- Data listing
.....
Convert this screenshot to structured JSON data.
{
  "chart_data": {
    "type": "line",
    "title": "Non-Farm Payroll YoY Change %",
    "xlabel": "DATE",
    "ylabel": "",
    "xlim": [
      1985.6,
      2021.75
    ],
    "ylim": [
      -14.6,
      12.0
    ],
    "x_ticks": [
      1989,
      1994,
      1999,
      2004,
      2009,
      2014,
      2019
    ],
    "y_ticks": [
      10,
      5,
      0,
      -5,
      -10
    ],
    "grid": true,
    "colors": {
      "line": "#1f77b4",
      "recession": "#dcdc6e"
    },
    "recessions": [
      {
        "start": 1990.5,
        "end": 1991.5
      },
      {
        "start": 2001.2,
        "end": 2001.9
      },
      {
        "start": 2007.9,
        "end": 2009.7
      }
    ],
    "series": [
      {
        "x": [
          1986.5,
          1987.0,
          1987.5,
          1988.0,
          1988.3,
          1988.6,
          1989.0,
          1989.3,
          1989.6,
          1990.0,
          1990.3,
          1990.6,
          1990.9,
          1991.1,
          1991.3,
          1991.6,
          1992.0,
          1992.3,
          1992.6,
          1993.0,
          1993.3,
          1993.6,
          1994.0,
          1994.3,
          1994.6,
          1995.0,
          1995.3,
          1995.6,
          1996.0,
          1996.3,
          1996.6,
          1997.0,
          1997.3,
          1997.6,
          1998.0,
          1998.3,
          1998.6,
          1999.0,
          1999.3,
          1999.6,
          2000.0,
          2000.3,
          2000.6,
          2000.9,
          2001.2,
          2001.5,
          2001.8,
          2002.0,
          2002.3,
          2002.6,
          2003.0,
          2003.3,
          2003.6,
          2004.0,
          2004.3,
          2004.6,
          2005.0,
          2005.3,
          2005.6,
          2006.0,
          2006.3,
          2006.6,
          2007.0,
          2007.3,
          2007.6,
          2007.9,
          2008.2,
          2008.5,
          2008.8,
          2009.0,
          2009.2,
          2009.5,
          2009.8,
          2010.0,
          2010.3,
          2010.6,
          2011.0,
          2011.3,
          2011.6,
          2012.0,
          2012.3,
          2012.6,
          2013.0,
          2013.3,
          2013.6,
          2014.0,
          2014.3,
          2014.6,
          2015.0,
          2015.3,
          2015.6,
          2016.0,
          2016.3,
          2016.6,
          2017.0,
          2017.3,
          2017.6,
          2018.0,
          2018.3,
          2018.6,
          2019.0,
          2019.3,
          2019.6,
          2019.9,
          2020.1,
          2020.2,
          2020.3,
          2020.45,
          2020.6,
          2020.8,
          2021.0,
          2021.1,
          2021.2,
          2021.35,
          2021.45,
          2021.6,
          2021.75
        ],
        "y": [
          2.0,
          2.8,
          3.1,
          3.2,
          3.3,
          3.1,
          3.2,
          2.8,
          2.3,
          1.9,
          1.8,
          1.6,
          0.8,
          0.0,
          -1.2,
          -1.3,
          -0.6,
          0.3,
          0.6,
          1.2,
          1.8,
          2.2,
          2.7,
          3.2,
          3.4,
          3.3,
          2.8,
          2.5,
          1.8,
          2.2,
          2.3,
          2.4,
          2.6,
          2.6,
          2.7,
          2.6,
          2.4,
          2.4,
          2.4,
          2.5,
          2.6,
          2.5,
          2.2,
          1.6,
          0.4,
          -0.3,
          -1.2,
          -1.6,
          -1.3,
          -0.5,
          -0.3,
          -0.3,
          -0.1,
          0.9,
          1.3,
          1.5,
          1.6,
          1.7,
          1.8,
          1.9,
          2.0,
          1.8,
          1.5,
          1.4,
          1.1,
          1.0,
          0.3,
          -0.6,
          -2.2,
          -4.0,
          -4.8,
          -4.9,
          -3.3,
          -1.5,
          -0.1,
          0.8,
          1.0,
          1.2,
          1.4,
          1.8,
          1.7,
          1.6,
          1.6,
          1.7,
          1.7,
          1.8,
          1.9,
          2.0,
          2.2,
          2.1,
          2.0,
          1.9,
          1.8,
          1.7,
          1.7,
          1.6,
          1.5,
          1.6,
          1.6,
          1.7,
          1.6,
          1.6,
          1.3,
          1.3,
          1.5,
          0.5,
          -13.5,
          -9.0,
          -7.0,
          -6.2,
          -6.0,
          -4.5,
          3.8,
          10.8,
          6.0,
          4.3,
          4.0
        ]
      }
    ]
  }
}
.....
- Exercise
Emit the records above again, exactly, with no line skipped.

- Finished exercise
Convert this screenshot to structured JSON data.
{
  "chart_data": {
    "type": "line",
    "title": "Non-Farm Payroll YoY Change %",
    "xlabel": "DATE",
    "ylabel": "",
    "xlim": [
      1985.6,
      2021.75
    ],
    "ylim": [
      -14.6,
      12.0
    ],
    "x_ticks": [
      1989,
      1994,
      1999,
      2004,
      2009,
      2014,
      2019
    ],
    "y_ticks": [
      10,
      5,
      0,
      -5,
      -10
    ],
    "grid": true,
    "colors": {
      "line": "#1f77b4",
      "recession": "#dcdc6e"
    },
    "recessions": [
      {
        "start": 1990.5,
        "end": 1991.5
      },
      {
        "start": 2001.2,
        "end": 2001.9
      },
      {
        "start": 2007.9,
        "end": 2009.7
      }
    ],
    "series": [
      {
        "x": [
          1986.5,
          1987.0,
          1987.5,
          1988.0,
          1988.3,
          1988.6,
          1989.0,
          1989.3,
          1989.6,
          1990.0,
          1990.3,
          1990.6,
          1990.9,
          1991.1,
          1991.3,
          1991.6,
          1992.0,
          1992.3,
          1992.6,
          1993.0,
          1993.3,
          1993.6,
          1994.0,
          1994.3,
          1994.6,
          1995.0,
          1995.3,
          1995.6,
          1996.0,
          1996.3,
          1996.6,
          1997.0,
          1997.3,
          1997.6,
          1998.0,
          1998.3,
          1998.6,
          1999.0,
          1999.3,
          1999.6,
          2000.0,
          2000.3,
          2000.6,
          2000.9,
          2001.2,
          2001.5,
          2001.8,
          2002.0,
          2002.3,
          2002.6,
          2003.0,
          2003.3,
          2003.6,
          2004.0,
          2004.3,
          2004.6,
          2005.0,
          2005.3,
          2005.6,
          2006.0,
          2006.3,
          2006.6,
          2007.0,
          2007.3,
          2007.6,
          2007.9,
          2008.2,
          2008.5,
          2008.8,
          2009.0,
          2009.2,
          2009.5,
          2009.8,
          2010.0,
          2010.3,
          2010.6,
          2011.0,
          2011.3,
          2011.6,
          2012.0,
          2012.3,
          2012.6,
          2013.0,
          2013.3,
          2013.6,
          2014.0,
          2014.3,
          2014.6,
          2015.0,
          2015.3,
          2015.6,
          2016.0,
          2016.3,
          2016.6,
          2017.0,
          2017.3,
          2017.6,
          2018.0,
          2018.3,
          2018.6,
          2019.0,
          2019.3,
          2019.6,
          2019.9,
          2020.1,
          2020.2,
          2020.3,
          2020.45,
          2020.6,
          2020.8,
          2021.0,
          2021.1,
          2021.2,
          2021.35,
          2021.45,
          2021.6,
          2021.75
        ],
        "y": [
          2.0,
          2.8,
          3.1,
          3.2,
          3.3,
          3.1,
          3.2,
          2.8,
          2.3,
          1.9,
          1.8,
          1.6,
          0.8,
          0.0,
          -1.2,
          -1.3,
          -0.6,
          0.3,
          0.6,
          1.2,
          1.8,
          2.2,
          2.7,
          3.2,
          3.4,
          3.3,
          2.8,
          2.5,
          1.8,
          2.2,
          2.3,
          2.4,
          2.6,
          2.6,
          2.7,
          2.6,
          2.4,
          2.4,
          2.4,
          2.5,
          2.6,
          2.5,
          2.2,
          1.6,
          0.4,
          -0.3,
          -1.2,
          -1.6,
          -1.3,
          -0.5,
          -0.3,
          -0.3,
          -0.1,
          0.9,
          1.3,
          1.5,
          1.6,
          1.7,
          1.8,
          1.9,
          2.0,
          1.8,
          1.5,
          1.4,
          1.1,
          1.0,
          0.3,
          -0.6,
          -2.2,
          -4.0,
          -4.8,
          -4.9,
          -3.3,
          -1.5,
          -0.1,
          0.8,
          1.0,
          1.2,
          1.4,
          1.8,
          1.7,
          1.6,
          1.6,
          1.7,
          1.7,
          1.8,
          1.9,
          2.0,
          2.2,
          2.1,
          2.0,
          1.9,
          1.8,
          1.7,
          1.7,
          1.6,
          1.5,
          1.6,
          1.6,
          1.7,
          1.6,
          1.6,
          1.3,
          1.3,
          1.5,
          0.5,
          -13.5,
          -9.0,
          -7.0,
          -6.2,
          -6.0,
          -4.5,
          3.8,
          10.8,
          6.0,
          4.3,
          4.0
        ]
      }
    ]
  }
}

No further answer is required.